[Data records]
______

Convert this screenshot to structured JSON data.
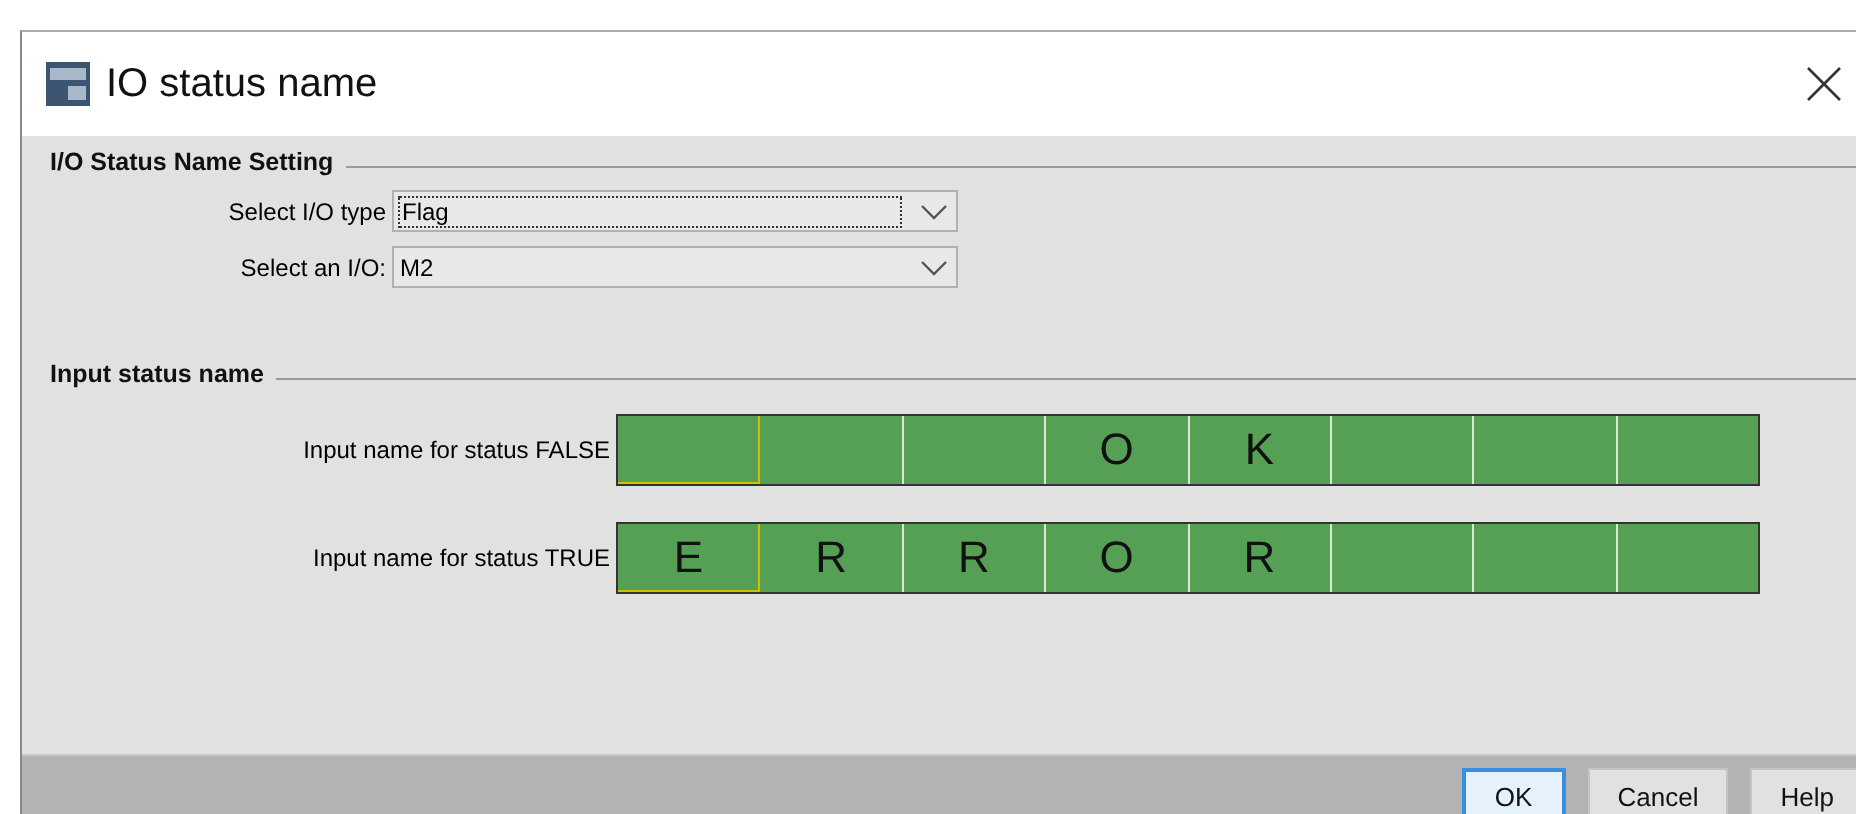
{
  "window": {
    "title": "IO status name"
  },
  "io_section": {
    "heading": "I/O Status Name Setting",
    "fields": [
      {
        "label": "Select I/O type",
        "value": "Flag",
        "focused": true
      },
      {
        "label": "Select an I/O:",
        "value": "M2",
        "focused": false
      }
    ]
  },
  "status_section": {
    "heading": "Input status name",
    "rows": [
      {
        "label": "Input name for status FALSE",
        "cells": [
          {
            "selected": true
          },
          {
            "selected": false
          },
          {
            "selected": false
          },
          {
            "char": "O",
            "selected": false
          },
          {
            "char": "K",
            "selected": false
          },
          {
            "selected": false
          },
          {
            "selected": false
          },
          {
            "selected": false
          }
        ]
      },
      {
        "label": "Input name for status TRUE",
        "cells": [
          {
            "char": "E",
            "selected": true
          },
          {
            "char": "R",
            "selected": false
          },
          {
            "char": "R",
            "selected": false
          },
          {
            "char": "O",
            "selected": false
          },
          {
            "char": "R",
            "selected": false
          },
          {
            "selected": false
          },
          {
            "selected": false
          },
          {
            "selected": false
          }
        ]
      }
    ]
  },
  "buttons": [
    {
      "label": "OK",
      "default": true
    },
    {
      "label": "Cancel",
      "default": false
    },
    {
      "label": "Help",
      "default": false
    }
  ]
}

______

▶ **AIM**: Show the lines of the records that include the string "Input".

▶ **RESULT OF THIS EXERCISE**:
    "heading": "Input status name",
        "label": "Input name for status FALSE",
        "label": "Input name for status TRUE",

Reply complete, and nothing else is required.